• _Short task_
In the entries below, count every line with the word "time". Return only the count.

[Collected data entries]
________

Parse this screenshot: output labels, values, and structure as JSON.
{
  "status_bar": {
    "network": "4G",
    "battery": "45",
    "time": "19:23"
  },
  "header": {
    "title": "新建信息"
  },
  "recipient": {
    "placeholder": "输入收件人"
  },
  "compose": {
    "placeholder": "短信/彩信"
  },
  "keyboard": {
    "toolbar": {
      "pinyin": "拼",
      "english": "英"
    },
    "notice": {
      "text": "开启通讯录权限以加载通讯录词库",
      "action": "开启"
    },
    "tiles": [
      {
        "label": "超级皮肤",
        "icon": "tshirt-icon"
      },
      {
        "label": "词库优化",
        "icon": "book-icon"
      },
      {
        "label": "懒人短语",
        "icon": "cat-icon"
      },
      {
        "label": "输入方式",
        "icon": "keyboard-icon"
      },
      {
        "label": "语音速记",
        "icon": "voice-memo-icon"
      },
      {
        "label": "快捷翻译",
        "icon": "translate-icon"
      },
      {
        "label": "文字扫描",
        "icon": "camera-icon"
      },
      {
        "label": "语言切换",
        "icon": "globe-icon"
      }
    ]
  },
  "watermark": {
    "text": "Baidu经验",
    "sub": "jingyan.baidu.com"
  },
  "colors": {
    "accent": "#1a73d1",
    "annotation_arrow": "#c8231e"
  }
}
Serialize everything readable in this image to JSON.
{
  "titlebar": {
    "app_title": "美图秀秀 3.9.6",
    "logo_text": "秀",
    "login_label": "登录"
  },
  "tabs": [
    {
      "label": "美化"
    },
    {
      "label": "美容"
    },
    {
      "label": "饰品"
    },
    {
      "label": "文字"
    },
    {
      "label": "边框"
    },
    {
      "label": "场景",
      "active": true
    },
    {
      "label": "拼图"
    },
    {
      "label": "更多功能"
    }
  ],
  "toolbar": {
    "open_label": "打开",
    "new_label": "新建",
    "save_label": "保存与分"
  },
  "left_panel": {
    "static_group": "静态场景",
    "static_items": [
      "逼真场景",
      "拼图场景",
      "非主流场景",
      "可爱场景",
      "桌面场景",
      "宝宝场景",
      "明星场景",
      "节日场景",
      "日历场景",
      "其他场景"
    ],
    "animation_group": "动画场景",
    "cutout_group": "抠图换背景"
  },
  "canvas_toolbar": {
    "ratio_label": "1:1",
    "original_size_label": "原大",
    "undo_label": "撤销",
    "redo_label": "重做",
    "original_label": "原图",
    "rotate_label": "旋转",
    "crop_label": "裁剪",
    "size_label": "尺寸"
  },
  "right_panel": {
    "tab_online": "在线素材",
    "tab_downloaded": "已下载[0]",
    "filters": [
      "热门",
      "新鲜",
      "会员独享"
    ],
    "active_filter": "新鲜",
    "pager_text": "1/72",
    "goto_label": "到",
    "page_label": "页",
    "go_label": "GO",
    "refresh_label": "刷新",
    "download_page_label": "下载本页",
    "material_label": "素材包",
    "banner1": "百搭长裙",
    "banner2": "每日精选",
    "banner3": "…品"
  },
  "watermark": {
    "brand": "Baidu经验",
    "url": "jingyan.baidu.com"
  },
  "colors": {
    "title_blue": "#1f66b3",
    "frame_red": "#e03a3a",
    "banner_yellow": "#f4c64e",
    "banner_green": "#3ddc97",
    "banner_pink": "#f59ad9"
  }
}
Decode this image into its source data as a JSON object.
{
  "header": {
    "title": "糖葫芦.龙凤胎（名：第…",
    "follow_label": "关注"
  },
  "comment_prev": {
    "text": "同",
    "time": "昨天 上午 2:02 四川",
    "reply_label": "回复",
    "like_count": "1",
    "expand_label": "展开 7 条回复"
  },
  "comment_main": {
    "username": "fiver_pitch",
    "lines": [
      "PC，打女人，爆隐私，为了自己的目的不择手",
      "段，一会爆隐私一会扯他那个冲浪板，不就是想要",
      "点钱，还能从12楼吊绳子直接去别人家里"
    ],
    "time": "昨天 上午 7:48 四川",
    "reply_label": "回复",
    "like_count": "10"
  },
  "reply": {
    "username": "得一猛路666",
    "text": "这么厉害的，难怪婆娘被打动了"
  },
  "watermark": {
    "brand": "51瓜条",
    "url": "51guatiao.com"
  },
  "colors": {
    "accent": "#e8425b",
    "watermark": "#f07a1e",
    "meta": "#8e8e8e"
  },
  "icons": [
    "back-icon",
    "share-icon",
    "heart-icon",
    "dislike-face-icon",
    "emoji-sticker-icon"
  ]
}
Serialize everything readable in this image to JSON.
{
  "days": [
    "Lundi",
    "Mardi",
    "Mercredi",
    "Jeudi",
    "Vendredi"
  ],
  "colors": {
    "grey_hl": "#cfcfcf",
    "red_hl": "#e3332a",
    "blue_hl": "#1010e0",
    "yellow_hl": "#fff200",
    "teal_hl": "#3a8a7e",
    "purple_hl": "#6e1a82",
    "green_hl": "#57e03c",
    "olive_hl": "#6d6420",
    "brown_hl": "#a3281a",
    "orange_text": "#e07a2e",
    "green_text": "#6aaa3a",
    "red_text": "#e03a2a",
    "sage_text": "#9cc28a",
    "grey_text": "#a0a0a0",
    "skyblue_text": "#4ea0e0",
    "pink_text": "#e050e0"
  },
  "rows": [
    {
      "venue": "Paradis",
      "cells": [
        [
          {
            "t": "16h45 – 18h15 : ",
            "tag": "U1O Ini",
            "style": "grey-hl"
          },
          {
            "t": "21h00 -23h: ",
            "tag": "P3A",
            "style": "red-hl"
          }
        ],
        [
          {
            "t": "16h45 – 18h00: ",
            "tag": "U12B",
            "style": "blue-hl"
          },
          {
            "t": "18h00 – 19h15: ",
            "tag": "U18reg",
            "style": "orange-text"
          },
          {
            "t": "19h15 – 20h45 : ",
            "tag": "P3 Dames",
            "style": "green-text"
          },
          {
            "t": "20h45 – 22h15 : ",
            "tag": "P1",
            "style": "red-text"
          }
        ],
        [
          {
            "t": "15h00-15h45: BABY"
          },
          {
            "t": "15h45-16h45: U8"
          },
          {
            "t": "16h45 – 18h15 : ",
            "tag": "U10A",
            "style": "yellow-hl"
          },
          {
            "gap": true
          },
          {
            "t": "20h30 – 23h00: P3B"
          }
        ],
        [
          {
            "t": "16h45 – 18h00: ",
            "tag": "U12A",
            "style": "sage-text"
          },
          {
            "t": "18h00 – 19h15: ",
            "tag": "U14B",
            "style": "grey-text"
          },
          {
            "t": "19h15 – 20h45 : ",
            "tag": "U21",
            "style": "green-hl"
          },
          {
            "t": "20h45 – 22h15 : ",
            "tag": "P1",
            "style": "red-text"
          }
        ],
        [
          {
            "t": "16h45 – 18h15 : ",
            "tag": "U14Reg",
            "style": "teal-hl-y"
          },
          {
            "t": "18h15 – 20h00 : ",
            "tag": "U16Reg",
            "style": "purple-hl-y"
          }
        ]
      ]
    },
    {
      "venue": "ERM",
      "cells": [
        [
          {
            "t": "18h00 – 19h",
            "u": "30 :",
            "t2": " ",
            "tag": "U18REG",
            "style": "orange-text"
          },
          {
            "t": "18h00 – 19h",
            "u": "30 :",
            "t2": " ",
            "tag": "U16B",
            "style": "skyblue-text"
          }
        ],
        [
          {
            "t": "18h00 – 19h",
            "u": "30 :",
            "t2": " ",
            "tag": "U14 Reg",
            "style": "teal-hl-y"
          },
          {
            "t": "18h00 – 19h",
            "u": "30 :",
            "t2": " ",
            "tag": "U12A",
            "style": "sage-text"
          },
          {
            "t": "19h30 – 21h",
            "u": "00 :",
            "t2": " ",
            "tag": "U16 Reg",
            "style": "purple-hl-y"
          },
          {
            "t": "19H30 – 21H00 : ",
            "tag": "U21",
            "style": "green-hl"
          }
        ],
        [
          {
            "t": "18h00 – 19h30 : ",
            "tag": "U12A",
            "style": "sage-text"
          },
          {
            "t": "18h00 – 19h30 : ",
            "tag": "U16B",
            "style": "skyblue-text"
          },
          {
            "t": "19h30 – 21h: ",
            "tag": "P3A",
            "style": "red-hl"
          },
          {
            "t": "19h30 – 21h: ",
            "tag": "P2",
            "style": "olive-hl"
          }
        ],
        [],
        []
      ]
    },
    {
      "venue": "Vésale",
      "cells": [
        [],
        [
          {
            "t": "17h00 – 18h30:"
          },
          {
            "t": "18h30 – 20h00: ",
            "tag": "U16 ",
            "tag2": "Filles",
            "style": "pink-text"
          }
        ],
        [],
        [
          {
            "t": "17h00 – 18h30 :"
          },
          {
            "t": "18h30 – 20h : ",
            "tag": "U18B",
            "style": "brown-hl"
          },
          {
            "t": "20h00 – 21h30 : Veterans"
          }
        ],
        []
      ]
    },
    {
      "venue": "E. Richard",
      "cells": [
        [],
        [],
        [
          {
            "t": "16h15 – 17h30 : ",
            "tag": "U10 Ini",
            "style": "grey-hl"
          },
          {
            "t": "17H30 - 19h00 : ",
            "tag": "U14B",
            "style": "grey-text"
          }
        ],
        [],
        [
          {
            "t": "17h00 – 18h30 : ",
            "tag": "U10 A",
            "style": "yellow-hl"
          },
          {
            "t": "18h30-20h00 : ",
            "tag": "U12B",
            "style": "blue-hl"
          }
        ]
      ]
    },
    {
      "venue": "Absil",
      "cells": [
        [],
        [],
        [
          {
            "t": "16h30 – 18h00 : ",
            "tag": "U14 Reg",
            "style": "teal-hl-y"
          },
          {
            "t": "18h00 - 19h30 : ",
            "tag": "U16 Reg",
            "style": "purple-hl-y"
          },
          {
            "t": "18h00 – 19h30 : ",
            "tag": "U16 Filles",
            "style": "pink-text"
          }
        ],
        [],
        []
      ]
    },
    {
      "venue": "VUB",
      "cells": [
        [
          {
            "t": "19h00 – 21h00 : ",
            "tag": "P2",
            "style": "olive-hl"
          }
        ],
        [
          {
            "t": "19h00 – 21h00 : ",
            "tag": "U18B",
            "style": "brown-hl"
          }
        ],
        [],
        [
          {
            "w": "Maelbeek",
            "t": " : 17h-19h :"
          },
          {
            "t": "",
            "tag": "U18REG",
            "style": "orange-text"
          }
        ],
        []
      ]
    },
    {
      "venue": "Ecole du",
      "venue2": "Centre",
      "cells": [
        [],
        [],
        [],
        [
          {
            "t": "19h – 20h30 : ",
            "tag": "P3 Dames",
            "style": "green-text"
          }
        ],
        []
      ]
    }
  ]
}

________

• _Finished exercise_
3